§ SHORT EXERCISE: After locating the line that contains "Give me a plain-text", quote it and all lines after it through the end of the entries, and nothing more. Pictures stay out.

──────────

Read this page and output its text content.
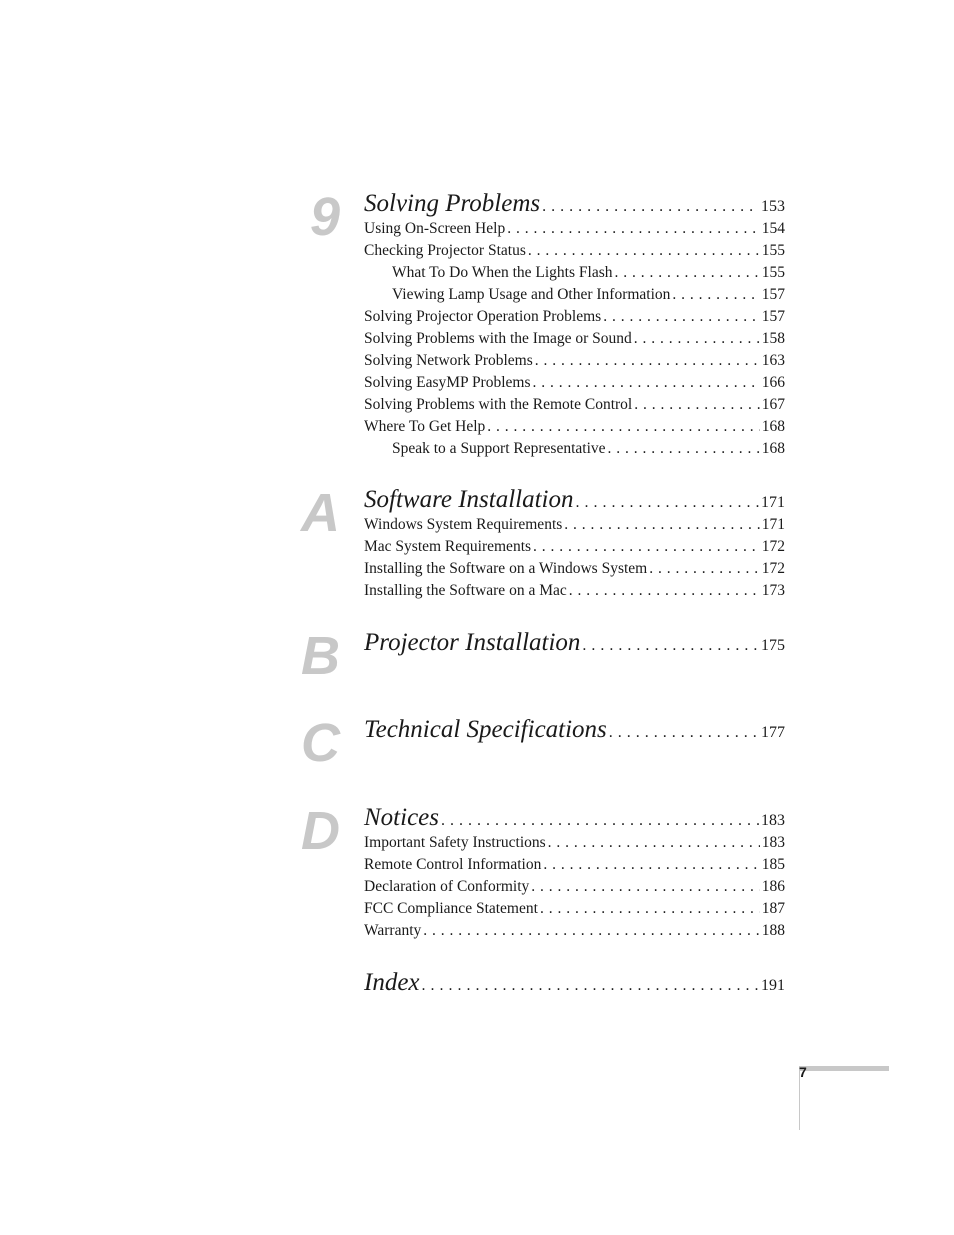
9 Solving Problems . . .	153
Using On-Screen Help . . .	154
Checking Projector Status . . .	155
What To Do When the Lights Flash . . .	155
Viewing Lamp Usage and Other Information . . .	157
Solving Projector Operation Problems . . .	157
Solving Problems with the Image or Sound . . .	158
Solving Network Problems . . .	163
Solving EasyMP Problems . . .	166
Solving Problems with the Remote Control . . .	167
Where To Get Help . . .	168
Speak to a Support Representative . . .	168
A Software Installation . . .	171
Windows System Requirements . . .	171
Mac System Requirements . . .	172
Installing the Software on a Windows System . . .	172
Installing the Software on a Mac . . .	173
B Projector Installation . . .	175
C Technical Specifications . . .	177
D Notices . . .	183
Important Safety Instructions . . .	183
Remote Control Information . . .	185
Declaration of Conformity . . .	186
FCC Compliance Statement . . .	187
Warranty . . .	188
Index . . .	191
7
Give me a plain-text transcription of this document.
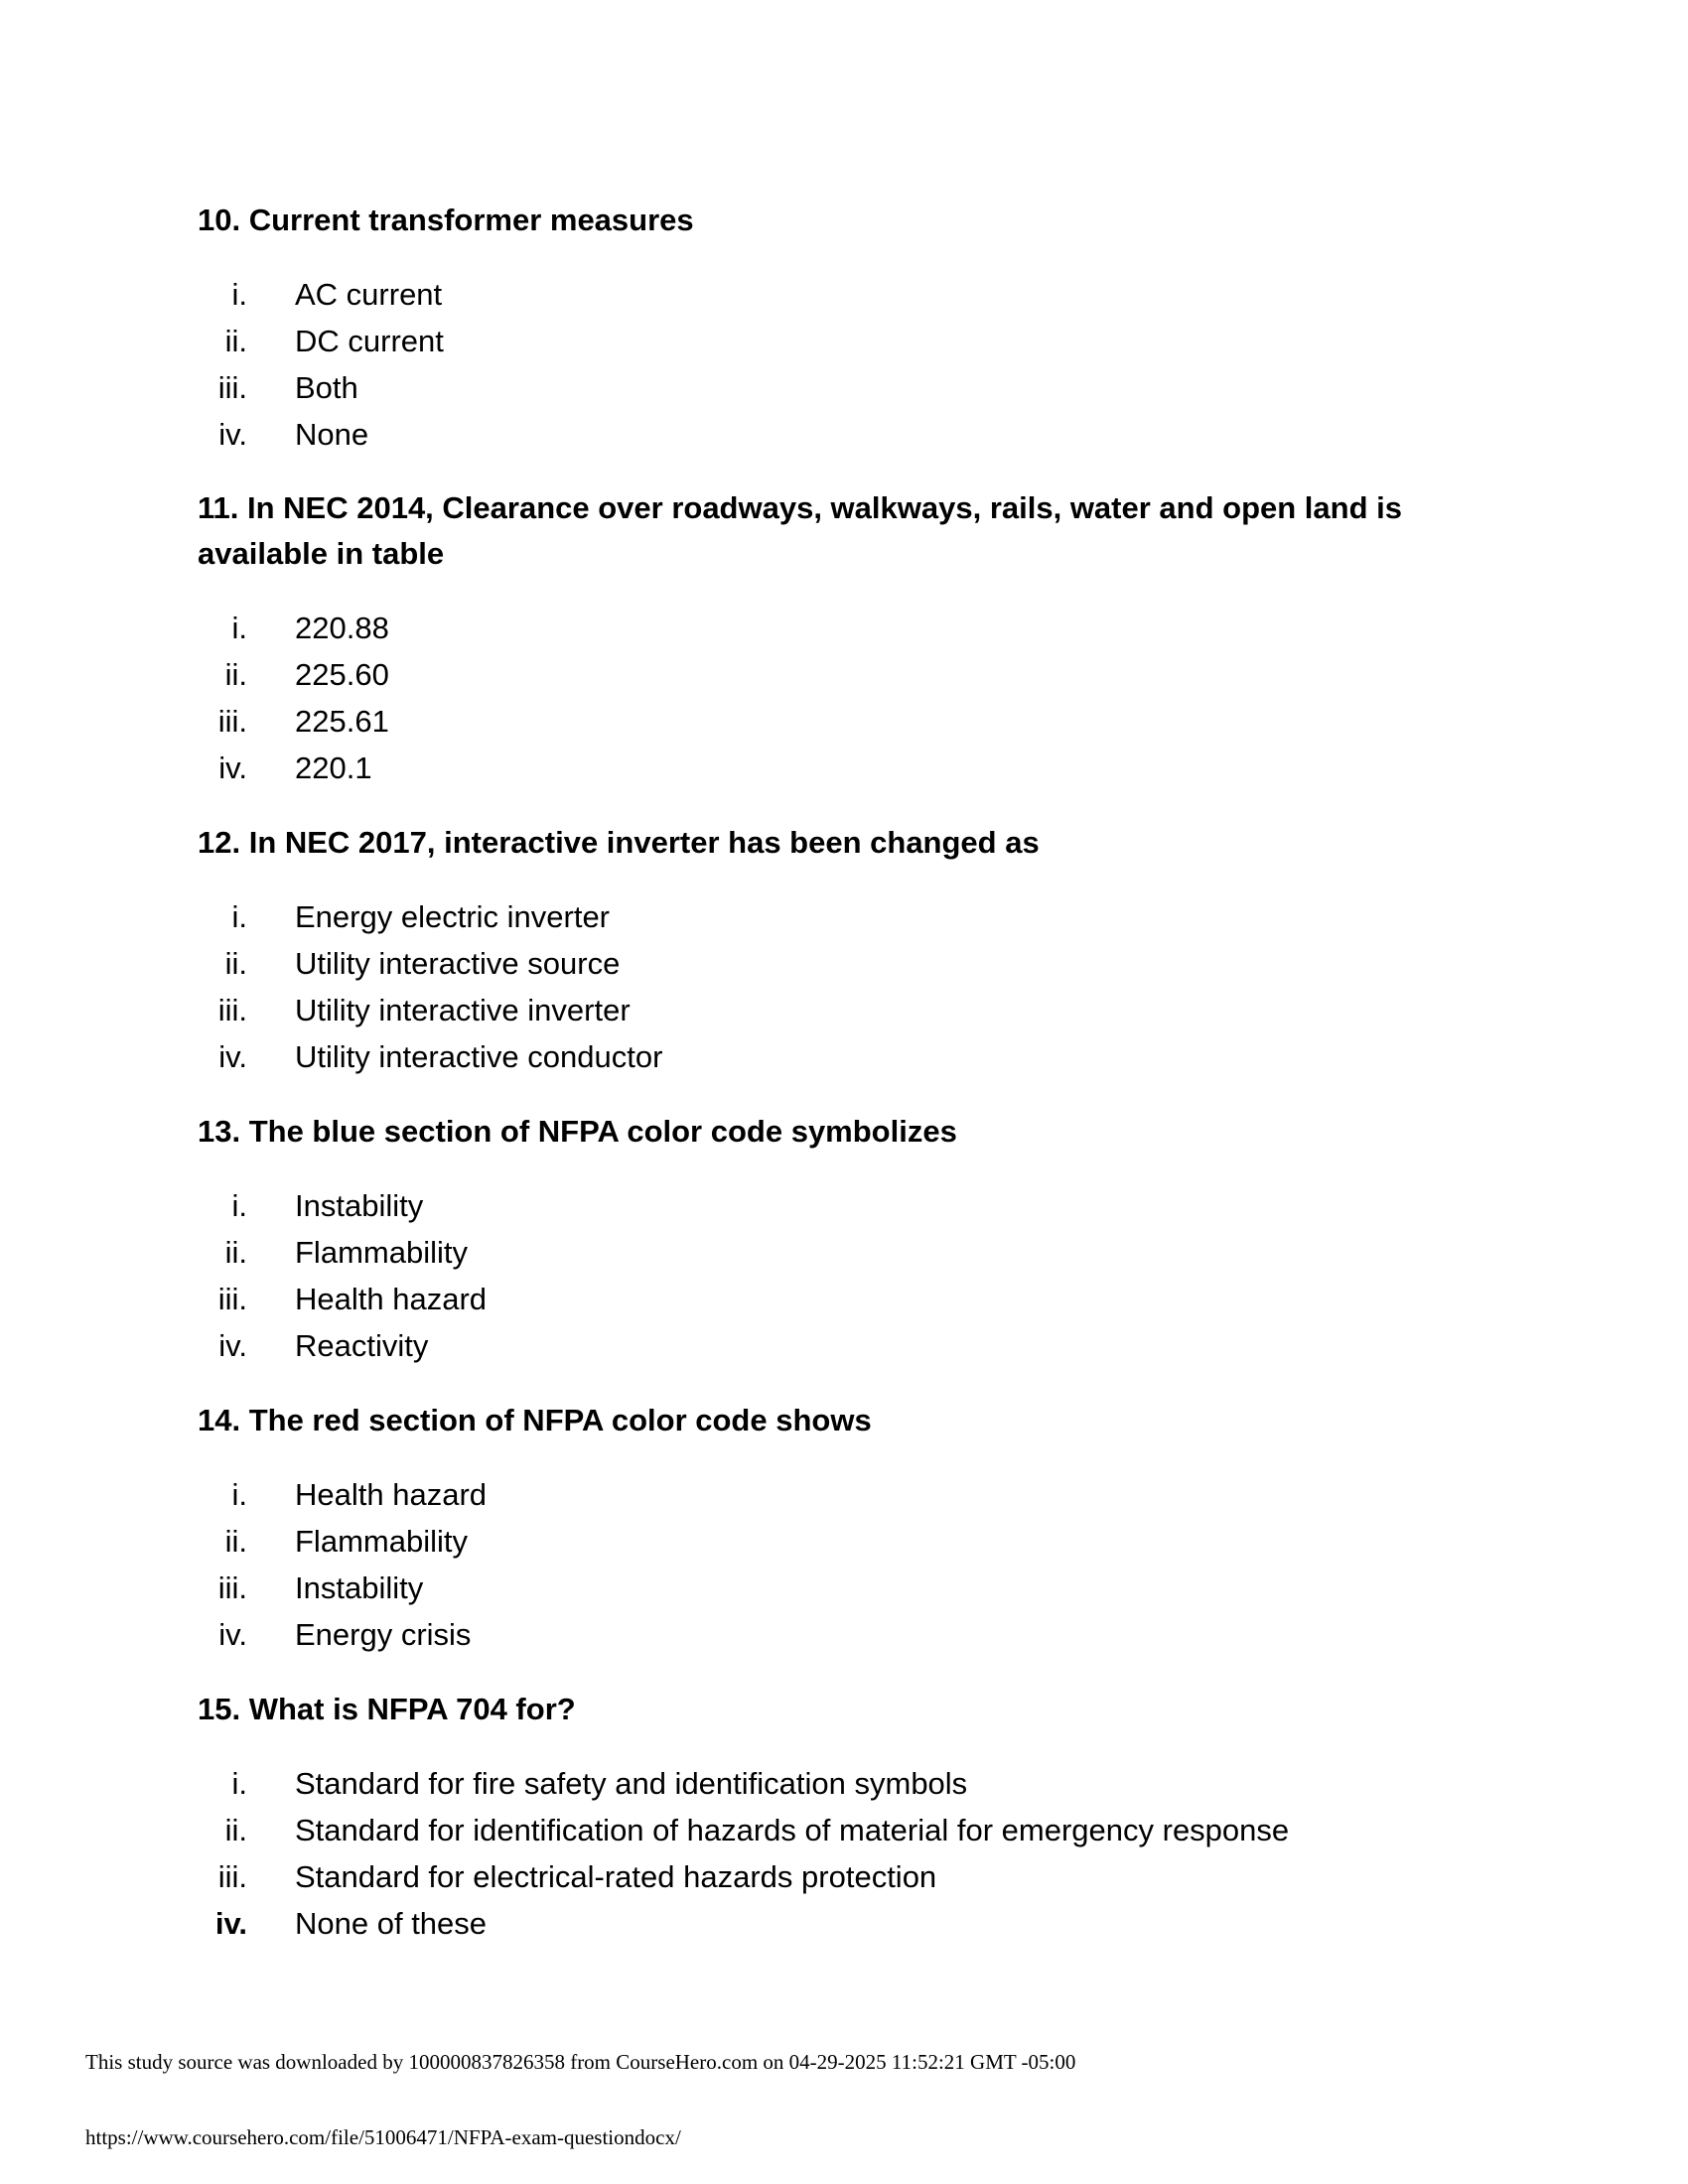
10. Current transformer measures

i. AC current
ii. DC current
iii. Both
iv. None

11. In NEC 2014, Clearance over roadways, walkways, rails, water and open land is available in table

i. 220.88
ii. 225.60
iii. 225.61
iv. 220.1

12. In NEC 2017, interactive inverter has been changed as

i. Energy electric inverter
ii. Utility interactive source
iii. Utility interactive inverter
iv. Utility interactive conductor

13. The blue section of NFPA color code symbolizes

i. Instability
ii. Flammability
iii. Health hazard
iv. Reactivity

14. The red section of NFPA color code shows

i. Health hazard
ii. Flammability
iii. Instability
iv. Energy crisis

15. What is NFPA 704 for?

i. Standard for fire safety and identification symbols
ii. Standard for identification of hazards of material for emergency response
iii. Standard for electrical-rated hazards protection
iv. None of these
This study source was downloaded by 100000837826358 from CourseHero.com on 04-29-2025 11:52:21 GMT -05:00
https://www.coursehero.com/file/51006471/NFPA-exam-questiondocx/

──────────

§ REPLY TO THE TASK:
Give me a plain-text transcription of this document.
10. Current transformer measures

i. AC current
ii. DC current
iii. Both
iv. None

11. In NEC 2014, Clearance over roadways, walkways, rails, water and open land is available in table

i. 220.88
ii. 225.60
iii. 225.61
iv. 220.1

12. In NEC 2017, interactive inverter has been changed as

i. Energy electric inverter
ii. Utility interactive source
iii. Utility interactive inverter
iv. Utility interactive conductor

13. The blue section of NFPA color code symbolizes

i. Instability
ii. Flammability
iii. Health hazard
iv. Reactivity

14. The red section of NFPA color code shows

i. Health hazard
ii. Flammability
iii. Instability
iv. Energy crisis

15. What is NFPA 704 for?

i. Standard for fire safety and identification symbols
ii. Standard for identification of hazards of material for emergency response
iii. Standard for electrical-rated hazards protection
iv. None of these
This study source was downloaded by 100000837826358 from CourseHero.com on 04-29-2025 11:52:21 GMT -05:00
https://www.coursehero.com/file/51006471/NFPA-exam-questiondocx/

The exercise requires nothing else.